(Saved entries)
** Start **
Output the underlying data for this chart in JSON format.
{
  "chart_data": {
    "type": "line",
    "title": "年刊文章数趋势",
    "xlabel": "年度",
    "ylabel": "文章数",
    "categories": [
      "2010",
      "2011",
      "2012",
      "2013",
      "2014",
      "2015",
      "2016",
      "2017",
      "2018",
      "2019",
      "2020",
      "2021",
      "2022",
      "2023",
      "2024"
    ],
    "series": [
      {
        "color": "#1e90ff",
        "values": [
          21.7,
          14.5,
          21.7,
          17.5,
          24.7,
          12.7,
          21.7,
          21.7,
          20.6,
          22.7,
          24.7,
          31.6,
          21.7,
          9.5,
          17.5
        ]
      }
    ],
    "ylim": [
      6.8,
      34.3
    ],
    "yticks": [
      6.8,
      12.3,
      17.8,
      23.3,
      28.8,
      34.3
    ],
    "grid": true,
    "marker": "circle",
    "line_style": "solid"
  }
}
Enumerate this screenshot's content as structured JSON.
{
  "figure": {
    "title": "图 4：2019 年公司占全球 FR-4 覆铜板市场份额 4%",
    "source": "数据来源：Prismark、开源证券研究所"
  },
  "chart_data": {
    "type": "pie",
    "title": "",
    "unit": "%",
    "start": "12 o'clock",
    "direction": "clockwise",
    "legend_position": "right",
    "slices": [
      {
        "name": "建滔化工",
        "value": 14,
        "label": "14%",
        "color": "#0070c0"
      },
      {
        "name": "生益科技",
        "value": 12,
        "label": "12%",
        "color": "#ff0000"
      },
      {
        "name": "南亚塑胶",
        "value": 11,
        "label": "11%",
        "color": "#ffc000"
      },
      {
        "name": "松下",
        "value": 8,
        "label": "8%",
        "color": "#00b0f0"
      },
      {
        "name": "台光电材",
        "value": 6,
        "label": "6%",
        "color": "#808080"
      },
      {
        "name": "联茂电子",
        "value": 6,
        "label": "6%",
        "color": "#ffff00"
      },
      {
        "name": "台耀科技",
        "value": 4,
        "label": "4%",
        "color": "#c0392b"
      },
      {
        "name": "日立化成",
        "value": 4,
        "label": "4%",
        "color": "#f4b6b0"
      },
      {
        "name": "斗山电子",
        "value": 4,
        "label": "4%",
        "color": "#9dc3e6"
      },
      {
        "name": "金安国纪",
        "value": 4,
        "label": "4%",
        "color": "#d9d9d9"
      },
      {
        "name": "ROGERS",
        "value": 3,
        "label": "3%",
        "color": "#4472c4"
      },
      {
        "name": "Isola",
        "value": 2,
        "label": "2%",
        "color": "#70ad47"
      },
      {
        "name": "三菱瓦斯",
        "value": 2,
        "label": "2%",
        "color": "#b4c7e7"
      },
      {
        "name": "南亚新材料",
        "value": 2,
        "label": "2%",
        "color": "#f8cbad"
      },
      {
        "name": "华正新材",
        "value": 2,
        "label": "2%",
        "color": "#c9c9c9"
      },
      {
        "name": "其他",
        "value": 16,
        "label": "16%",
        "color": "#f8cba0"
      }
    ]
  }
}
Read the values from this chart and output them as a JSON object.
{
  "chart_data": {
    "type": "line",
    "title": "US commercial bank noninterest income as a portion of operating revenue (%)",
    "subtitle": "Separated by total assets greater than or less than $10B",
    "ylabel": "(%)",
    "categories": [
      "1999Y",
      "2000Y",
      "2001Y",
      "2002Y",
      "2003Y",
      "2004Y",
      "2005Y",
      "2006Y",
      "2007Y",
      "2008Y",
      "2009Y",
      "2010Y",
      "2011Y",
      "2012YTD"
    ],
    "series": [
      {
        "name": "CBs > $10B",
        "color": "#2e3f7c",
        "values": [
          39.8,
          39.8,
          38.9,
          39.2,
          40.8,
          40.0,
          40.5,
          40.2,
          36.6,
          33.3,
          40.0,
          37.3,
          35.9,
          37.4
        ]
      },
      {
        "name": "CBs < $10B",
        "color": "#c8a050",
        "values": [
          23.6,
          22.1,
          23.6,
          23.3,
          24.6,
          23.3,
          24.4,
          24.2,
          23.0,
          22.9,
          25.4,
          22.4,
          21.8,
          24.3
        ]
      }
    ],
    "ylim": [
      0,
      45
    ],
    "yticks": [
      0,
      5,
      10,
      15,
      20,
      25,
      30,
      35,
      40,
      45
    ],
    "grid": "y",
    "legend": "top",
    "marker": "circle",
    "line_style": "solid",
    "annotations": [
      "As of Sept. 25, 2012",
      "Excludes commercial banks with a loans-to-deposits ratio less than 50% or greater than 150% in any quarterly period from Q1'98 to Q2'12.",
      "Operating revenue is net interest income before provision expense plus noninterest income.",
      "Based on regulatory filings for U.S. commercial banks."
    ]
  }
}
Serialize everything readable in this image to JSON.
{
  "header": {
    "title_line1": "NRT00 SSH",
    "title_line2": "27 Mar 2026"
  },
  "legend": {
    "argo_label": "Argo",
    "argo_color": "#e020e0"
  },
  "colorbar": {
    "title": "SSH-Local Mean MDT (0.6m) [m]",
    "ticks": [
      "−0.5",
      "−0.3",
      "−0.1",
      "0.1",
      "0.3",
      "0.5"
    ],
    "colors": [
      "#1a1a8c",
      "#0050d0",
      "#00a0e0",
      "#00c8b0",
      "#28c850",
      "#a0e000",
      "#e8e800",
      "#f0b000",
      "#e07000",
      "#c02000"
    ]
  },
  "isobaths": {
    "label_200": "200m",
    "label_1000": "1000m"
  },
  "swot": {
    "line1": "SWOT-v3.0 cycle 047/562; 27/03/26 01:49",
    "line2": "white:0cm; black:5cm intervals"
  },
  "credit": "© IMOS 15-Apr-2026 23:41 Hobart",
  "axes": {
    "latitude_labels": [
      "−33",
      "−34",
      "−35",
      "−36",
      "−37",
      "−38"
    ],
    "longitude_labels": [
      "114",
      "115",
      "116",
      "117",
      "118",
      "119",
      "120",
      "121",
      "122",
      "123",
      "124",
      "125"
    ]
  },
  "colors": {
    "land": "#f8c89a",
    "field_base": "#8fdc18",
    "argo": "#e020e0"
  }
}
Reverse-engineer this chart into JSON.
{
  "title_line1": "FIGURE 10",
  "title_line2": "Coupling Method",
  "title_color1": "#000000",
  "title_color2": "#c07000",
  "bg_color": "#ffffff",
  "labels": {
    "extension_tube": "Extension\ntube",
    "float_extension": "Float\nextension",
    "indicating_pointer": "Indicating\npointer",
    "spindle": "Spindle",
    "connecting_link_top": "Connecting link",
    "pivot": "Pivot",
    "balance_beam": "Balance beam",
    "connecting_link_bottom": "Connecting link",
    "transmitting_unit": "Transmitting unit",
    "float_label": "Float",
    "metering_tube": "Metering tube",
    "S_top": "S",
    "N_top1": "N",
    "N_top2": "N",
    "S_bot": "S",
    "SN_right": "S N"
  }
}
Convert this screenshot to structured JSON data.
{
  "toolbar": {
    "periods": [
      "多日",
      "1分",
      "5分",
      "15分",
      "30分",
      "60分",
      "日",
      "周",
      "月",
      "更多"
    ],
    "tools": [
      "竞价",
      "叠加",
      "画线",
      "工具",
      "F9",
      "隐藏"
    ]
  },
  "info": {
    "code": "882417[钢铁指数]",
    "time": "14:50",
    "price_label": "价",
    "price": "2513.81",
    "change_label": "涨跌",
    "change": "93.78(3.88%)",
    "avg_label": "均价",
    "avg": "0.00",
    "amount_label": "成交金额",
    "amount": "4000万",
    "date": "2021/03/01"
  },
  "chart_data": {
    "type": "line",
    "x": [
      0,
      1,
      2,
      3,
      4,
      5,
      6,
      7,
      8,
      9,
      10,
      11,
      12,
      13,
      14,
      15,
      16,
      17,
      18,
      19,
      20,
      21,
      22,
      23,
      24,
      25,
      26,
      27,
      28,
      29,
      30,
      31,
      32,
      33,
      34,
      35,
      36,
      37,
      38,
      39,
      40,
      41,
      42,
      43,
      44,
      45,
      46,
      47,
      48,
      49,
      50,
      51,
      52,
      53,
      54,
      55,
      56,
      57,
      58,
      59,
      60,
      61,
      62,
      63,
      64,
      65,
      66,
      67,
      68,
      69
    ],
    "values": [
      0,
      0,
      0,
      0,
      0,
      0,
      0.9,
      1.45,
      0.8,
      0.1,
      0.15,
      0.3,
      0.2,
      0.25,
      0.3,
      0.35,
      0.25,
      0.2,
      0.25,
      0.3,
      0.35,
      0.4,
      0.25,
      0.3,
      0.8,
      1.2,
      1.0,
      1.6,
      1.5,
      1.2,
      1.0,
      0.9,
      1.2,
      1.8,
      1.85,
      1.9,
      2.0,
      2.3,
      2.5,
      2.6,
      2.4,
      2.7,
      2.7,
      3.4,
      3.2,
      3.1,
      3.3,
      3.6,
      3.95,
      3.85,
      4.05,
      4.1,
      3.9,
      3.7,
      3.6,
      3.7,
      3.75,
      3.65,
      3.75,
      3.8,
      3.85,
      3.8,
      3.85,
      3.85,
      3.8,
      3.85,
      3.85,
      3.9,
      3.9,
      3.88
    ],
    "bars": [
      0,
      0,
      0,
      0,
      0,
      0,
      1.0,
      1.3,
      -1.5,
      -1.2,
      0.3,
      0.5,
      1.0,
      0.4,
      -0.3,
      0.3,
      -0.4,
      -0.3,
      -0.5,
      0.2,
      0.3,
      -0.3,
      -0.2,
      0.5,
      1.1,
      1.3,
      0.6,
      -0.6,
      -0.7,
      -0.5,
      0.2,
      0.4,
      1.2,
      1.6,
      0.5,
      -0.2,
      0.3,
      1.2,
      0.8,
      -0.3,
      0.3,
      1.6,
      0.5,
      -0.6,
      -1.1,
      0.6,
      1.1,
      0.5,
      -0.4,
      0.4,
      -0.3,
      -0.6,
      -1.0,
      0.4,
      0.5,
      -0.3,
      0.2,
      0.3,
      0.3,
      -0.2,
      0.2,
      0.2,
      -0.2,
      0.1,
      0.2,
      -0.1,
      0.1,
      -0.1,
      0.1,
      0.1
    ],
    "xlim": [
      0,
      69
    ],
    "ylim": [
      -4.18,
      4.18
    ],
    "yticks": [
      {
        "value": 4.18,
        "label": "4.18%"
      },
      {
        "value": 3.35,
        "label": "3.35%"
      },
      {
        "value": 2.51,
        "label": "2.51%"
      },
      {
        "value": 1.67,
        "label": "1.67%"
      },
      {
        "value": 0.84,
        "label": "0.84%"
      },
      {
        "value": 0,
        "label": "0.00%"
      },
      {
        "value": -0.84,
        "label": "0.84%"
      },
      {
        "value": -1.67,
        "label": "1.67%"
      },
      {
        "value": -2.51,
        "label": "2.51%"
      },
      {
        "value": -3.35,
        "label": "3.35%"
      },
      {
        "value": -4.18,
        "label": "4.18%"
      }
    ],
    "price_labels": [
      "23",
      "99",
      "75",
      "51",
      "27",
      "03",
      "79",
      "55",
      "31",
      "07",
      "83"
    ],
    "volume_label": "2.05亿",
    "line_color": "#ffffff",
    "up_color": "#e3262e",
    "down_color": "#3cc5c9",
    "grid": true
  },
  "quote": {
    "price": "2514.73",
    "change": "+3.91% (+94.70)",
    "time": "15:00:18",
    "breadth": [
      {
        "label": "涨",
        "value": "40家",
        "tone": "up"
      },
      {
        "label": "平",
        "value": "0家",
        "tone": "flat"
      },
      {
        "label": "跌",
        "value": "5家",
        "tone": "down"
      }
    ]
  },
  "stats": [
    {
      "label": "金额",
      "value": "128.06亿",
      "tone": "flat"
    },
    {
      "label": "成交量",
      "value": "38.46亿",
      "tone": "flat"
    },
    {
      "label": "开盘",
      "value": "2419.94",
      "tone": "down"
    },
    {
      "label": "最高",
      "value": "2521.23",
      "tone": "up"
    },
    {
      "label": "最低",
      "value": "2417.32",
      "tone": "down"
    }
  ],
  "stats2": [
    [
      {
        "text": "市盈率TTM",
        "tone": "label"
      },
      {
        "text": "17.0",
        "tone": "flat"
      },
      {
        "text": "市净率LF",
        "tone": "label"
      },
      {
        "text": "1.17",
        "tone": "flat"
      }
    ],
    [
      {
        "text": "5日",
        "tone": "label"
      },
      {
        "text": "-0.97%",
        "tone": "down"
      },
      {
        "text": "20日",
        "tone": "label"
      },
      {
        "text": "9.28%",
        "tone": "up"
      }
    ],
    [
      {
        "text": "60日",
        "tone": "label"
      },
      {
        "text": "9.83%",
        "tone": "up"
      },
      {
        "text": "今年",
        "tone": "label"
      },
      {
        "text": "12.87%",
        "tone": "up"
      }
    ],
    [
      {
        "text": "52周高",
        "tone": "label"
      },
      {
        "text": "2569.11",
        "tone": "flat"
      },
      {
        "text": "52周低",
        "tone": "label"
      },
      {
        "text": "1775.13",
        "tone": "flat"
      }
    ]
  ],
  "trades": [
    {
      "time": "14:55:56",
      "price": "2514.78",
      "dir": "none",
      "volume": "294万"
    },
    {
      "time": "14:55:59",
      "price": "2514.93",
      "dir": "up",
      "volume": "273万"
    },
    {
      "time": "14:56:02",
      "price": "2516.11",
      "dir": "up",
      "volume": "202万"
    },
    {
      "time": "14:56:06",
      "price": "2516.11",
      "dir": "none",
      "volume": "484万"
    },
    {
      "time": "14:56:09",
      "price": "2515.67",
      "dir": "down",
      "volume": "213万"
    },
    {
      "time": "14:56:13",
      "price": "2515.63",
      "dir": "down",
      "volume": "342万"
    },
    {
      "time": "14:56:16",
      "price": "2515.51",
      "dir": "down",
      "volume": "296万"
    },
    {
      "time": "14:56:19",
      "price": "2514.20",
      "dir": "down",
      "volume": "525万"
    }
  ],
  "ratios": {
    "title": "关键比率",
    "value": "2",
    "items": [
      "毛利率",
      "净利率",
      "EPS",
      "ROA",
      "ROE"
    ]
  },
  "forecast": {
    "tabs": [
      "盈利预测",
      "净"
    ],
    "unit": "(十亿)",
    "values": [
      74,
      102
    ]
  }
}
** End **
TASK PROMPT >> Check each line of the data above for the string "commercial" and report only how many lines have it.

THE COMPLETED TASK >> 3